OBJECTIVE: Copy all the data exactly, except the pictures.

━━━━

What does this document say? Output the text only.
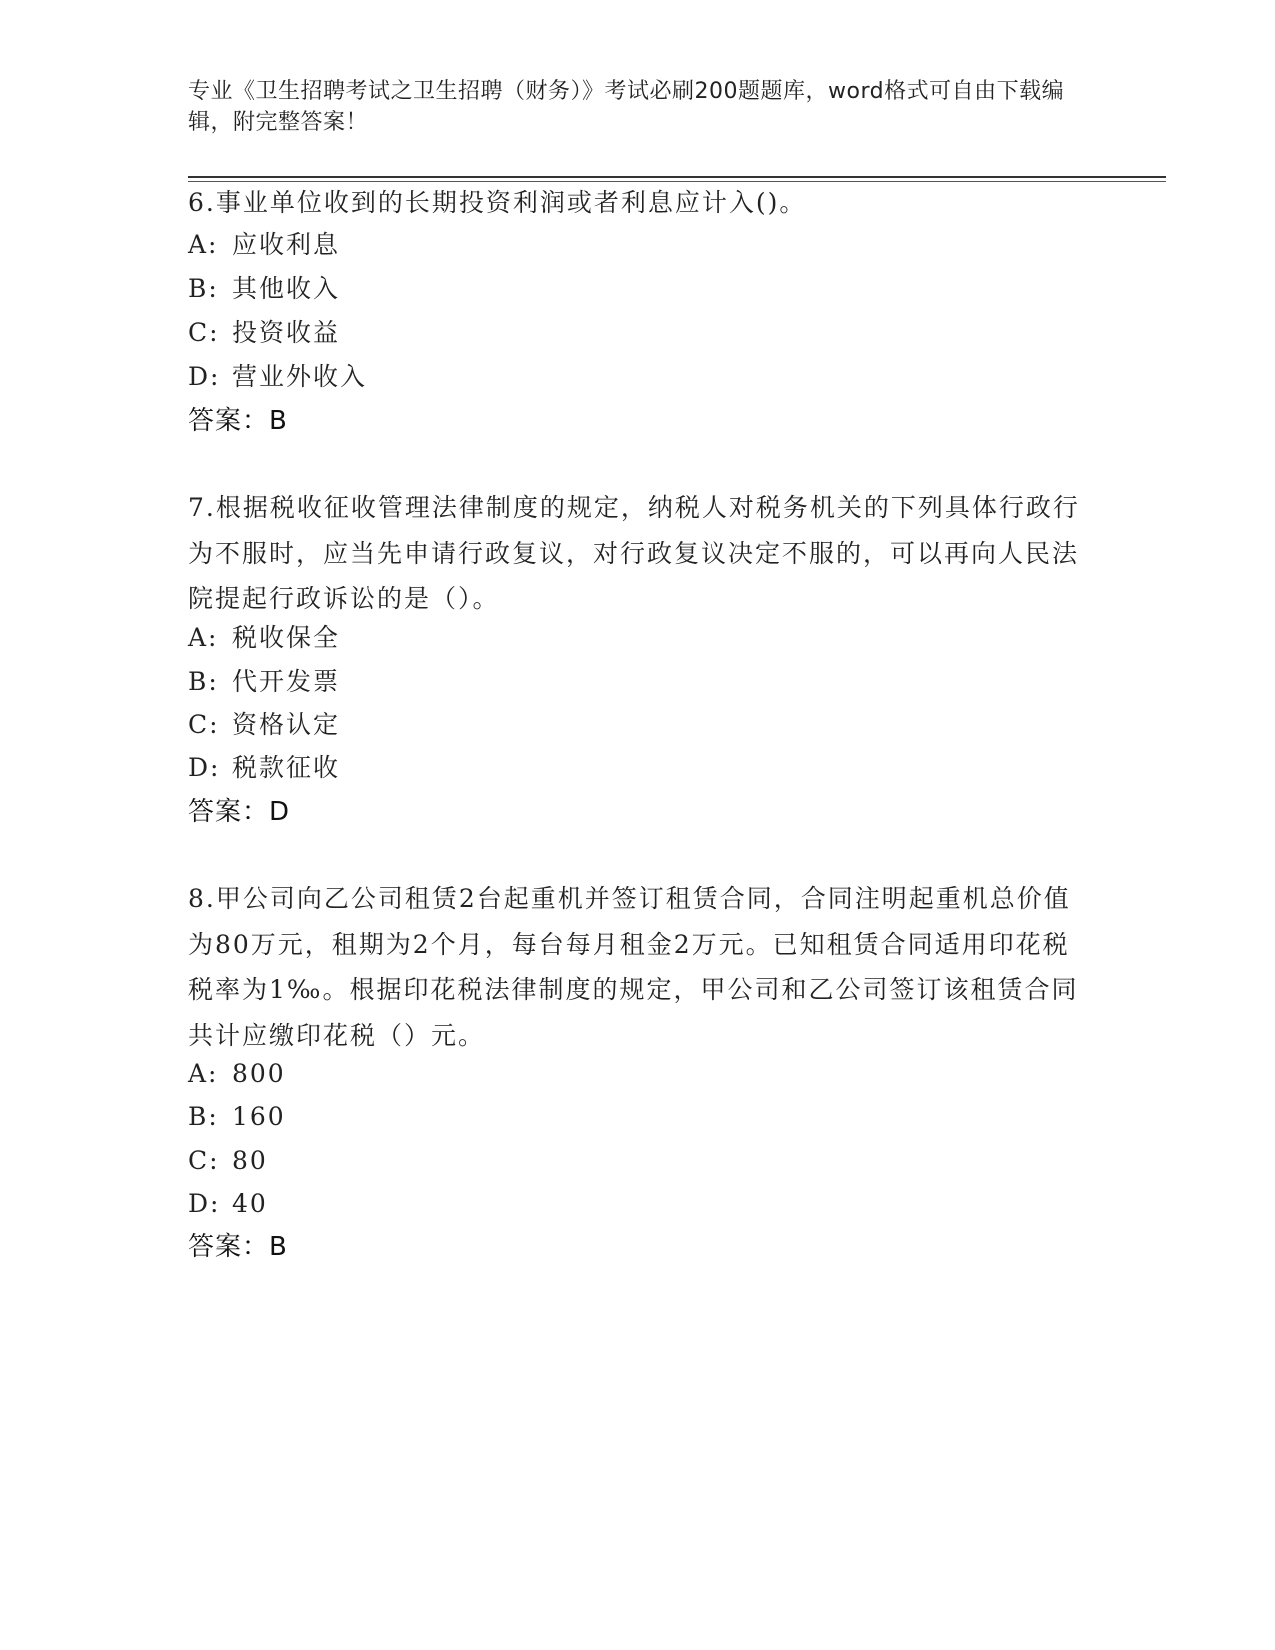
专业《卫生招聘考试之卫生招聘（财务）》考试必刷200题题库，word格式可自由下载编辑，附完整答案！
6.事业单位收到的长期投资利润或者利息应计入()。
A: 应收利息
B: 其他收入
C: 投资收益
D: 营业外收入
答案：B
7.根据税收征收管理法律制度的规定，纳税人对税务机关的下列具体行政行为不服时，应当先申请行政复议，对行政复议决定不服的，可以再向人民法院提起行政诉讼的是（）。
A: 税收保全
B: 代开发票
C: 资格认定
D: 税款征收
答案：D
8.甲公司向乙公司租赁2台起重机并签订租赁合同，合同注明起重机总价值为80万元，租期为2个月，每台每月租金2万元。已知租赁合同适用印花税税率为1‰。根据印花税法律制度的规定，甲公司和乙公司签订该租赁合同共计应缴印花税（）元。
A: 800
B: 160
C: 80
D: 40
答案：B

━━━━

SOLUTION TO THIS PROBLEM:
What does this document say? Output the text only.
专业《卫生招聘考试之卫生招聘（财务）》考试必刷200题题库，word格式可自由下载编辑，附完整答案！
6.事业单位收到的长期投资利润或者利息应计入()。
A: 应收利息
B: 其他收入
C: 投资收益
D: 营业外收入
答案：B
7.根据税收征收管理法律制度的规定，纳税人对税务机关的下列具体行政行为不服时，应当先申请行政复议，对行政复议决定不服的，可以再向人民法院提起行政诉讼的是（）。
A: 税收保全
B: 代开发票
C: 资格认定
D: 税款征收
答案：D
8.甲公司向乙公司租赁2台起重机并签订租赁合同，合同注明起重机总价值为80万元，租期为2个月，每台每月租金2万元。已知租赁合同适用印花税税率为1‰。根据印花税法律制度的规定，甲公司和乙公司签订该租赁合同共计应缴印花税（）元。
A: 800
B: 160
C: 80
D: 40
答案：B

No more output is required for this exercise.